● **Extracted records**
[Begin]
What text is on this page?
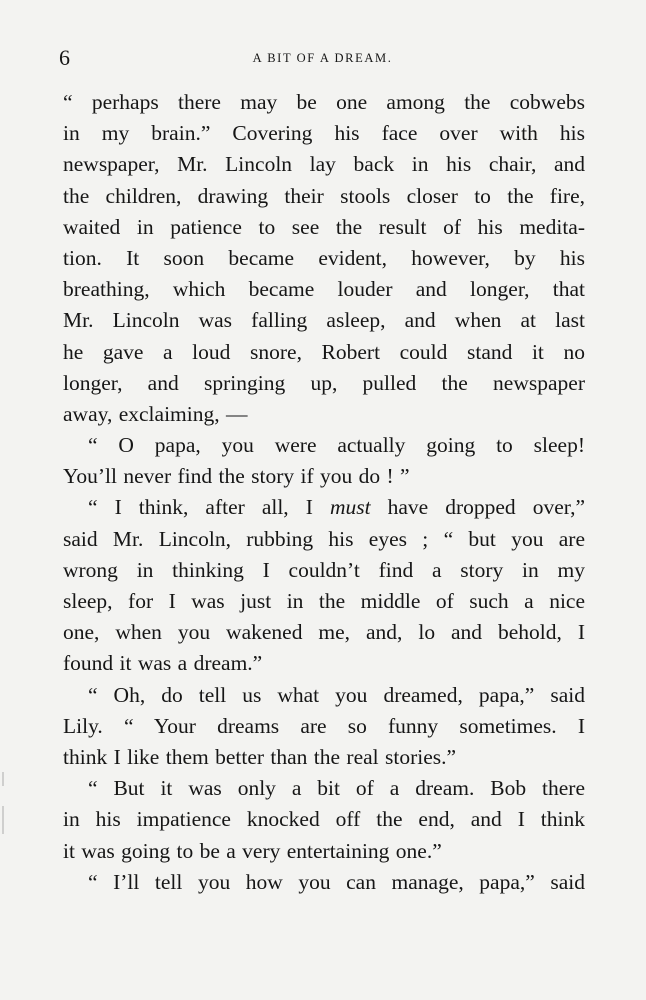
6	A BIT OF A DREAM.
“ perhaps there may be one among the cobwebs
in my brain.” Covering his face over with his
newspaper, Mr. Lincoln lay back in his chair, and
the children, drawing their stools closer to the fire,
waited in patience to see the result of his medita-
tion. It soon became evident, however, by his
breathing, which became louder and longer, that
Mr. Lincoln was falling asleep, and when at last
he gave a loud snore, Robert could stand it no
longer, and springing up, pulled the newspaper
away, exclaiming, —
“ O papa, you were actually going to sleep!
You’ll never find the story if you do ! ”
“ I think, after all, I must have dropped over,”
said Mr. Lincoln, rubbing his eyes ; “ but you are
wrong in thinking I couldn’t find a story in my
sleep, for I was just in the middle of such a nice
one, when you wakened me, and, lo and behold, I
found it was a dream.”
“ Oh, do tell us what you dreamed, papa,” said
Lily. “ Your dreams are so funny sometimes. I
think I like them better than the real stories.”
“ But it was only a bit of a dream. Bob there
in his impatience knocked off the end, and I think
it was going to be a very entertaining one.”
“ I’ll tell you how you can manage, papa,” said
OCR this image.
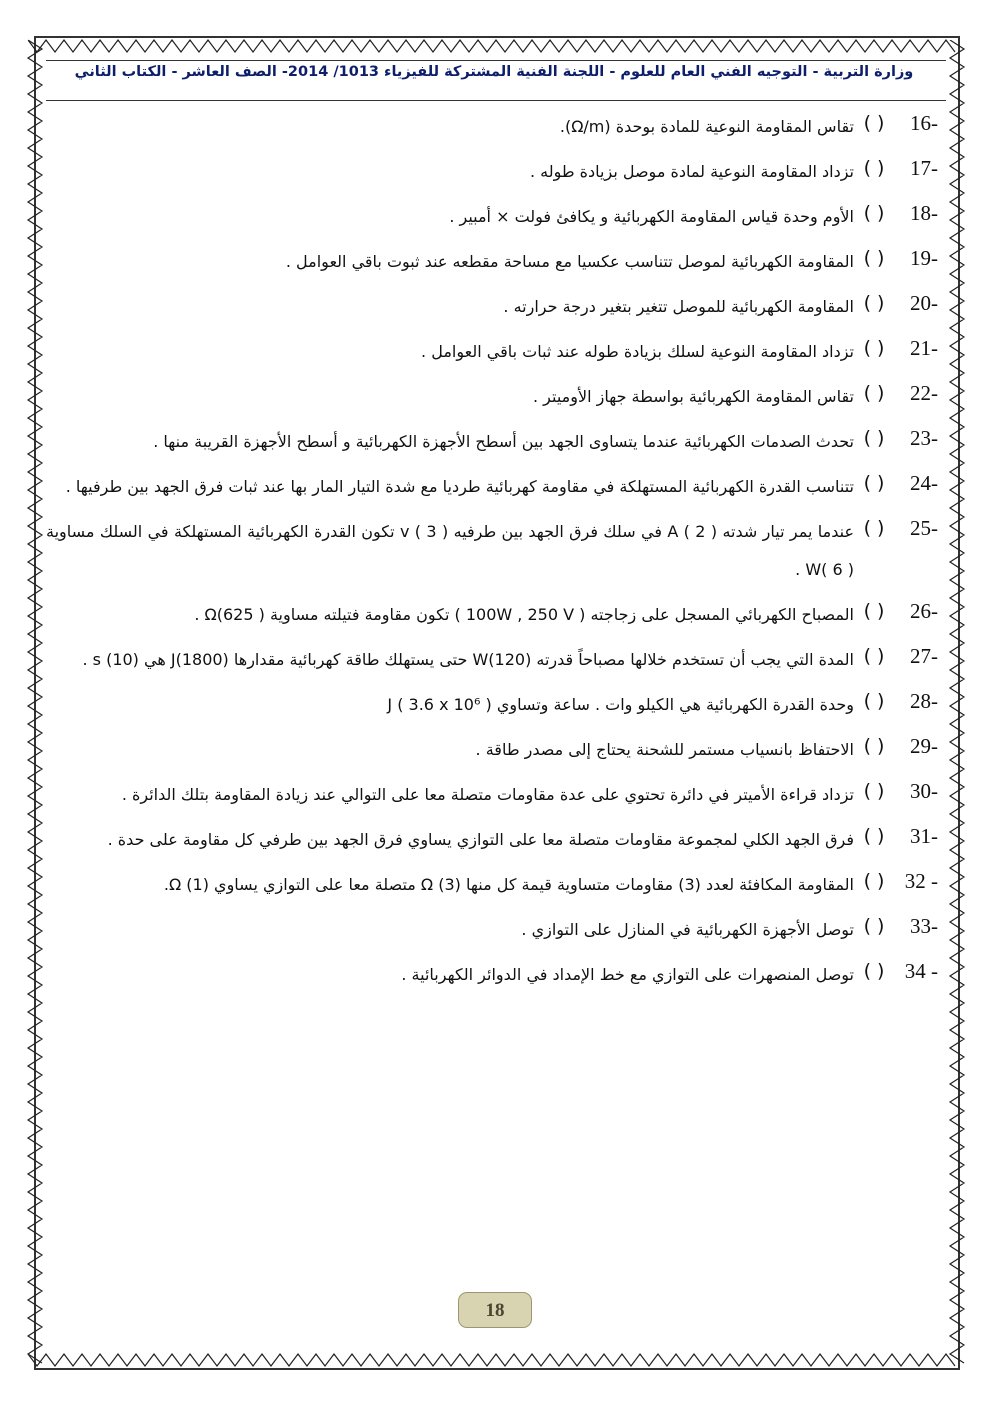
وزارة التربية - التوجيه الفني العام للعلوم - اللجنة الفنية المشتركة للفيزياء 1013/ 2014- الصف العاشر - الكتاب الثاني
16-
( )
تقاس المقاومة النوعية للمادة بوحدة (Ω/m).
17-
( )
تزداد المقاومة النوعية لمادة موصل بزيادة طوله .
18-
( )
الأوم وحدة قياس المقاومة الكهربائية و يكافئ فولت × أمبير .
19-
( )
المقاومة الكهربائية لموصل تتناسب عكسيا مع مساحة مقطعه عند ثبوت باقي العوامل .
20-
( )
المقاومة الكهربائية للموصل تتغير بتغير درجة حرارته .
21-
( )
تزداد المقاومة النوعية لسلك بزيادة طوله عند ثبات باقي العوامل .
22-
( )
تقاس المقاومة الكهربائية بواسطة جهاز الأوميتر .
23-
( )
تحدث الصدمات الكهربائية عندما يتساوى الجهد بين أسطح الأجهزة الكهربائية و أسطح الأجهزة القريبة منها .
24-
( )
تتناسب القدرة الكهربائية المستهلكة في مقاومة كهربائية طرديا مع شدة التيار المار بها عند ثبات فرق الجهد بين طرفيها .
25-
( )
عندما يمر تيار شدته A ( 2 ) في سلك فرق الجهد بين طرفيه v ( 3 ) تكون القدرة الكهربائية المستهلكة في السلك مساوية W( 6 ) .
26-
( )
المصباح الكهربائي المسجل على زجاجته ( 100W , 250 V ) تكون مقاومة فتيلته مساوية Ω(625 ) .
27-
( )
المدة التي يجب أن تستخدم خلالها مصباحاً قدرته W(120) حتى يستهلك طاقة كهربائية مقدارها J(1800) هي s (10) .
28-
( )
وحدة القدرة الكهربائية هي الكيلو وات . ساعة وتساوي J ( 3.6 x 10⁶ )
29-
( )
الاحتفاظ بانسياب مستمر للشحنة يحتاج إلى مصدر طاقة .
30-
( )
تزداد قراءة الأميتر في دائرة تحتوي على عدة مقاومات متصلة معا على التوالي عند زيادة المقاومة بتلك الدائرة .
31-
( )
فرق الجهد الكلي لمجموعة مقاومات متصلة معا على التوازي يساوي فرق الجهد بين طرفي كل مقاومة على حدة .
32 -
( )
المقاومة المكافئة لعدد (3) مقاومات متساوية قيمة كل منها Ω (3) متصلة معا على التوازي يساوي Ω (1).
33-
( )
توصل الأجهزة الكهربائية في المنازل على التوازي .
34 -
( )
توصل المنصهرات على التوازي مع خط الإمداد في الدوائر الكهربائية .
18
[End]
Leave out the pictures and give the rest of the records again exactly.

● **Task response**
What text is on this page?
6	A BIT OF A DREAM.
“ perhaps there may be one among the cobwebs
in my brain.” Covering his face over with his
newspaper, Mr. Lincoln lay back in his chair, and
the children, drawing their stools closer to the fire,
waited in patience to see the result of his medita-
tion. It soon became evident, however, by his
breathing, which became louder and longer, that
Mr. Lincoln was falling asleep, and when at last
he gave a loud snore, Robert could stand it no
longer, and springing up, pulled the newspaper
away, exclaiming, —
“ O papa, you were actually going to sleep!
You’ll never find the story if you do ! ”
“ I think, after all, I must have dropped over,”
said Mr. Lincoln, rubbing his eyes ; “ but you are
wrong in thinking I couldn’t find a story in my
sleep, for I was just in the middle of such a nice
one, when you wakened me, and, lo and behold, I
found it was a dream.”
“ Oh, do tell us what you dreamed, papa,” said
Lily. “ Your dreams are so funny sometimes. I
think I like them better than the real stories.”
“ But it was only a bit of a dream. Bob there
in his impatience knocked off the end, and I think
it was going to be a very entertaining one.”
“ I’ll tell you how you can manage, papa,” said
OCR this image.
وزارة التربية - التوجيه الفني العام للعلوم - اللجنة الفنية المشتركة للفيزياء 1013/ 2014- الصف العاشر - الكتاب الثاني
16-
( )
تقاس المقاومة النوعية للمادة بوحدة (Ω/m).
17-
( )
تزداد المقاومة النوعية لمادة موصل بزيادة طوله .
18-
( )
الأوم وحدة قياس المقاومة الكهربائية و يكافئ فولت × أمبير .
19-
( )
المقاومة الكهربائية لموصل تتناسب عكسيا مع مساحة مقطعه عند ثبوت باقي العوامل .
20-
( )
المقاومة الكهربائية للموصل تتغير بتغير درجة حرارته .
21-
( )
تزداد المقاومة النوعية لسلك بزيادة طوله عند ثبات باقي العوامل .
22-
( )
تقاس المقاومة الكهربائية بواسطة جهاز الأوميتر .
23-
( )
تحدث الصدمات الكهربائية عندما يتساوى الجهد بين أسطح الأجهزة الكهربائية و أسطح الأجهزة القريبة منها .
24-
( )
تتناسب القدرة الكهربائية المستهلكة في مقاومة كهربائية طرديا مع شدة التيار المار بها عند ثبات فرق الجهد بين طرفيها .
25-
( )
عندما يمر تيار شدته A ( 2 ) في سلك فرق الجهد بين طرفيه v ( 3 ) تكون القدرة الكهربائية المستهلكة في السلك مساوية W( 6 ) .
26-
( )
المصباح الكهربائي المسجل على زجاجته ( 100W , 250 V ) تكون مقاومة فتيلته مساوية Ω(625 ) .
27-
( )
المدة التي يجب أن تستخدم خلالها مصباحاً قدرته W(120) حتى يستهلك طاقة كهربائية مقدارها J(1800) هي s (10) .
28-
( )
وحدة القدرة الكهربائية هي الكيلو وات . ساعة وتساوي J ( 3.6 x 10⁶ )
29-
( )
الاحتفاظ بانسياب مستمر للشحنة يحتاج إلى مصدر طاقة .
30-
( )
تزداد قراءة الأميتر في دائرة تحتوي على عدة مقاومات متصلة معا على التوالي عند زيادة المقاومة بتلك الدائرة .
31-
( )
فرق الجهد الكلي لمجموعة مقاومات متصلة معا على التوازي يساوي فرق الجهد بين طرفي كل مقاومة على حدة .
32 -
( )
المقاومة المكافئة لعدد (3) مقاومات متساوية قيمة كل منها Ω (3) متصلة معا على التوازي يساوي Ω (1).
33-
( )
توصل الأجهزة الكهربائية في المنازل على التوازي .
34 -
( )
توصل المنصهرات على التوازي مع خط الإمداد في الدوائر الكهربائية .
18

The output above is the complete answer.